**PAGE**
--

In a series of posts leading up to the World Economic Forum’s New Energy Architecture report launched on Monday 23rd April 2012, Executive Director of International Energy Agency, Maria van der Hoeven explains why a one-size-fits-all solution is not an option. 

Significant technology investments are needed to meet the long-term goal of sustainable, economical and secure energy. Rising population and prosperity trends will inevitably increase energy needs in the coming decades. Such investments will need to be carried out globally, requiring engagement worldwide; they will also have to meet the needs of today while anticipating those of the future. It is clear that we cannot continue to rely on our current energy mix. Determining the right balance to ensure security and sustainability will require a systems-level approach.

Current discussions and decisions about the future energy mix require looking to our energy needs, production, and transmission and distribution in the coming decades. Investments and policy actions taken in the short term should avoid “locking in” technologies already known to be unsustainable, particularly those investments with a service life of several decades.

Our energy infrastructure is not based on a single technology, carrier or sector. Rather, it is a highly interrelated system with a plethora of technologies, stakeholders, resources and end uses. Technological complexity will only increase in the future with electric vehicles, increased use of electricity in heating, the use of thermal storage to balance variable renewable generation, more sophisticated demand-response, and energy storage in hydrogen for heating, power generation and transportation. We will need to improve our understanding of evolving energy systems and learn to work with new technologies and stakeholders not traditionally involved in the energy sector.

--

**WORK INSTRUCTIONS**
[A] Answer these questions from the energy article:
(i) On what date was the World Economic Forum's New Energy Architecture report launched?
(ii) Which two trends does it say will inevitably increase energy needs?
(iii) What purpose does it give for the use of thermal storage?
[B] Set down the passage of the energy article from "In a series of" to "a systems-level approach.", word for word.
The entries after this point bear no relation to the energy article.

--

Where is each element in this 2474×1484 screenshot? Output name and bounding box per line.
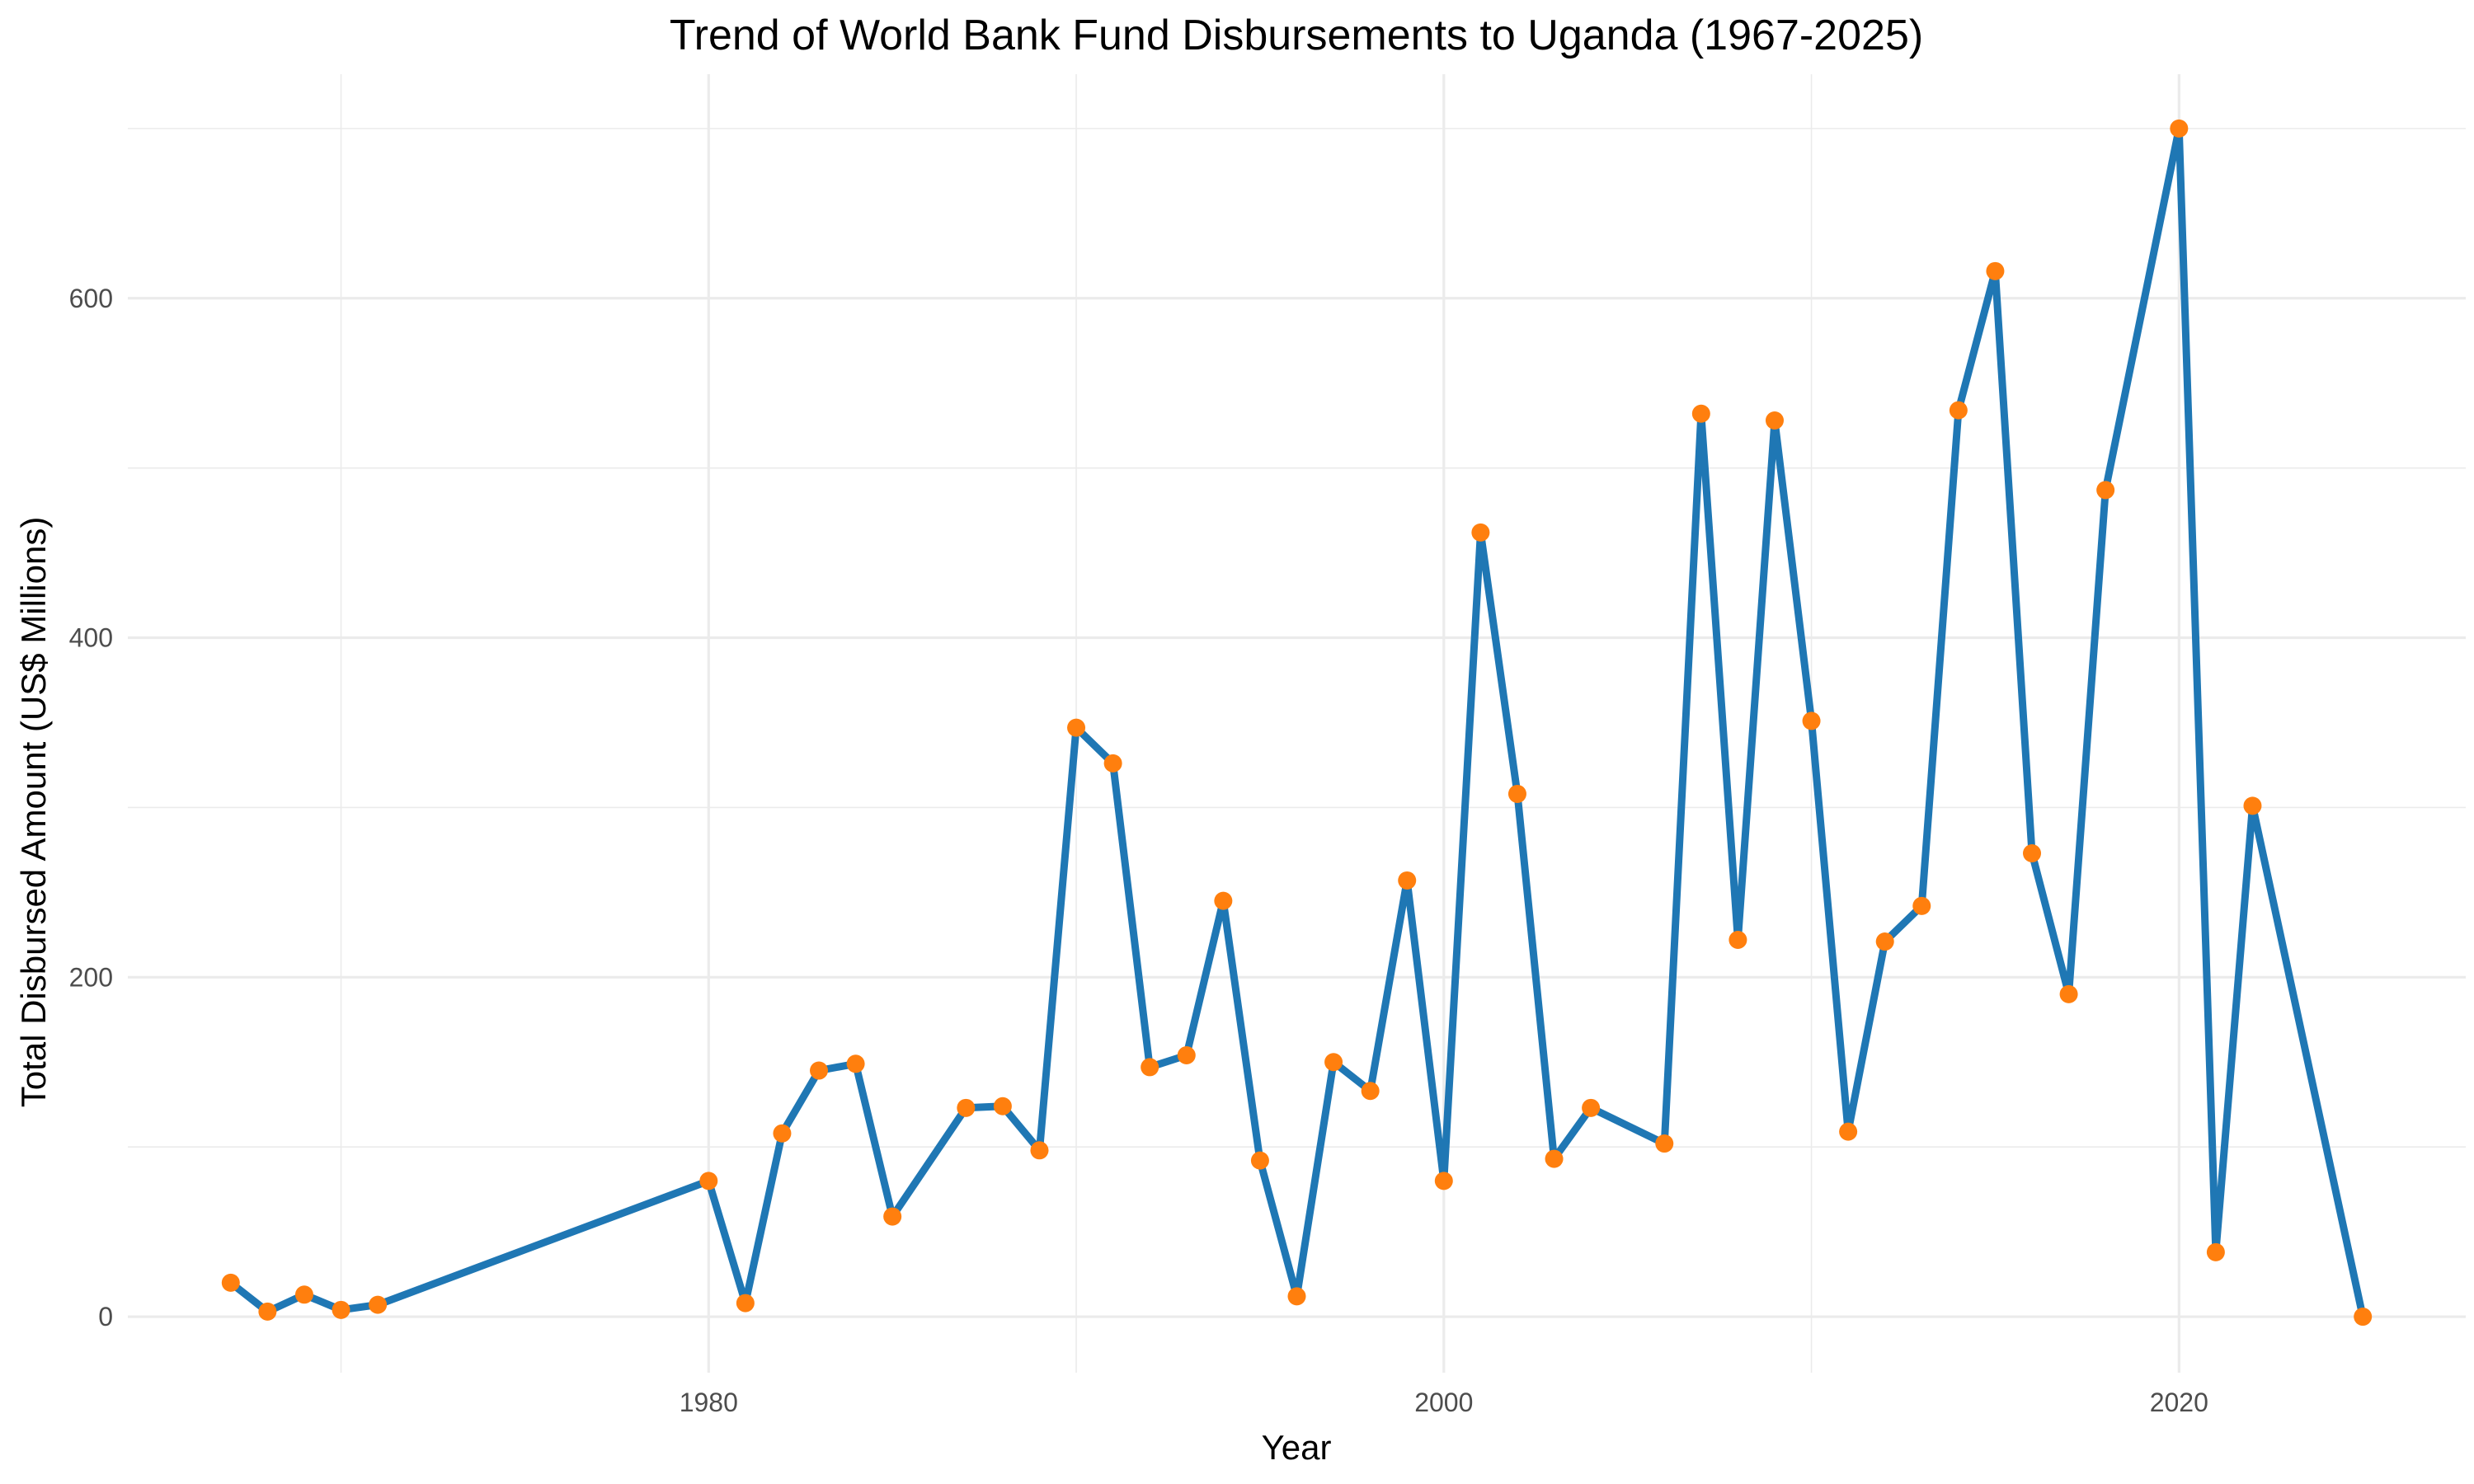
data-point [1361,1082,1380,1101]
y-tick-label: 0 [98,1302,113,1331]
data-point [1471,523,1490,542]
y-tick-label: 600 [69,284,113,313]
x-tick-label: 2000 [1414,1388,1473,1417]
data-point [1949,401,1968,420]
data-point [846,1054,865,1073]
data-point [2059,984,2078,1003]
data-point [2354,1308,2373,1327]
data-point [1067,718,1086,737]
data-point [1802,711,1821,730]
data-point [369,1295,388,1314]
x-tick-label: 1980 [680,1388,738,1417]
data-point [1177,1046,1196,1064]
x-axis-title: Year [1262,1428,1332,1467]
data-point [294,1285,313,1304]
data-point [2096,481,2115,500]
y-axis-title: Total Disbursed Amount (US$ Millions) [14,517,53,1108]
data-points [221,119,2373,1327]
chart-title: Trend of World Bank Fund Disbursements t… [670,12,1923,59]
y-tick-label: 200 [69,962,113,992]
data-point [1214,891,1233,910]
data-series [227,124,2367,1321]
data-point [2170,119,2189,138]
data-point [2243,796,2262,815]
data-point [1986,261,2005,280]
data-point [1691,404,1710,423]
x-tick-labels: 1980 2000 2020 [680,1388,2208,1417]
data-point [1582,1098,1601,1117]
data-point [2023,844,2042,862]
data-point [1434,1172,1453,1190]
data-point [1729,931,1747,949]
data-point [1030,1141,1049,1160]
data-point [221,1273,240,1292]
data-point [332,1300,350,1319]
data-point [1545,1149,1564,1168]
data-point [1839,1122,1858,1141]
data-point [1912,896,1931,915]
data-point [258,1302,277,1321]
data-point [1875,932,1894,951]
data-point [993,1097,1012,1115]
data-point [699,1172,718,1190]
data-point [1103,754,1122,773]
data-point [1398,871,1417,890]
data-point [1141,1058,1159,1077]
data-point [736,1294,755,1313]
x-tick-label: 2020 [2150,1388,2208,1417]
y-tick-labels: 0 200 400 600 [69,284,113,1331]
data-point [1507,784,1526,803]
data-point [1287,1287,1306,1306]
data-point [1655,1134,1674,1153]
data-point [1324,1053,1343,1072]
data-point [1765,411,1784,430]
data-point [773,1124,792,1143]
series-line [227,124,2367,1321]
data-point [883,1207,902,1226]
data-point [2206,1242,2225,1261]
y-tick-label: 400 [69,623,113,653]
grid-lines [128,74,2466,1373]
data-point [957,1098,976,1117]
data-point [810,1061,829,1080]
data-point [1250,1151,1269,1170]
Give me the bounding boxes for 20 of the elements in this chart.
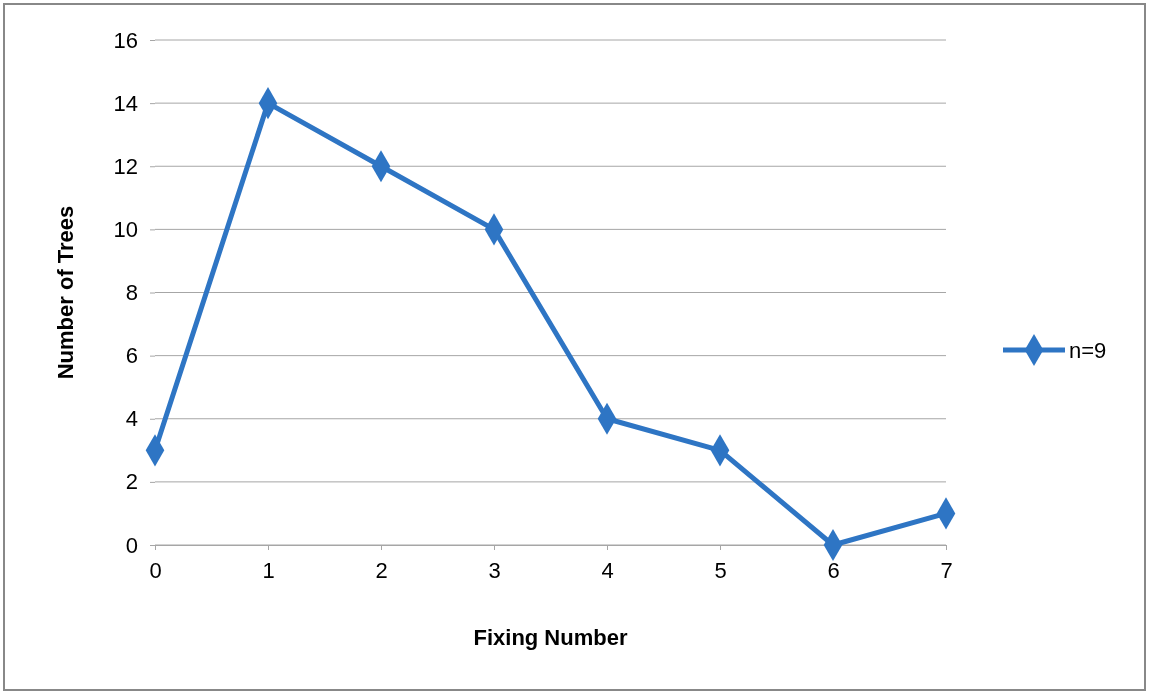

--

**COMPLETED EXERCISE**
[A]
(i) Monday 23rd April 2012
(ii) Rising population and rising prosperity
(iii) To balance variable renewable generation

[B]
In a series of posts leading up to the World Economic Forum’s New Energy Architecture report launched on Monday 23rd April 2012, Executive Director of International Energy Agency, Maria van der Hoeven explains why a one-size-fits-all solution is not an option. 

Significant technology investments are needed to meet the long-term goal of sustainable, economical and secure energy. Rising population and prosperity trends will inevitably increase energy needs in the coming decades. Such investments will need to be carried out globally, requiring engagement worldwide; they will also have to meet the needs of today while anticipating those of the future. It is clear that we cannot continue to rely on our current energy mix. Determining the right balance to ensure security and sustainability will require a systems-level approach.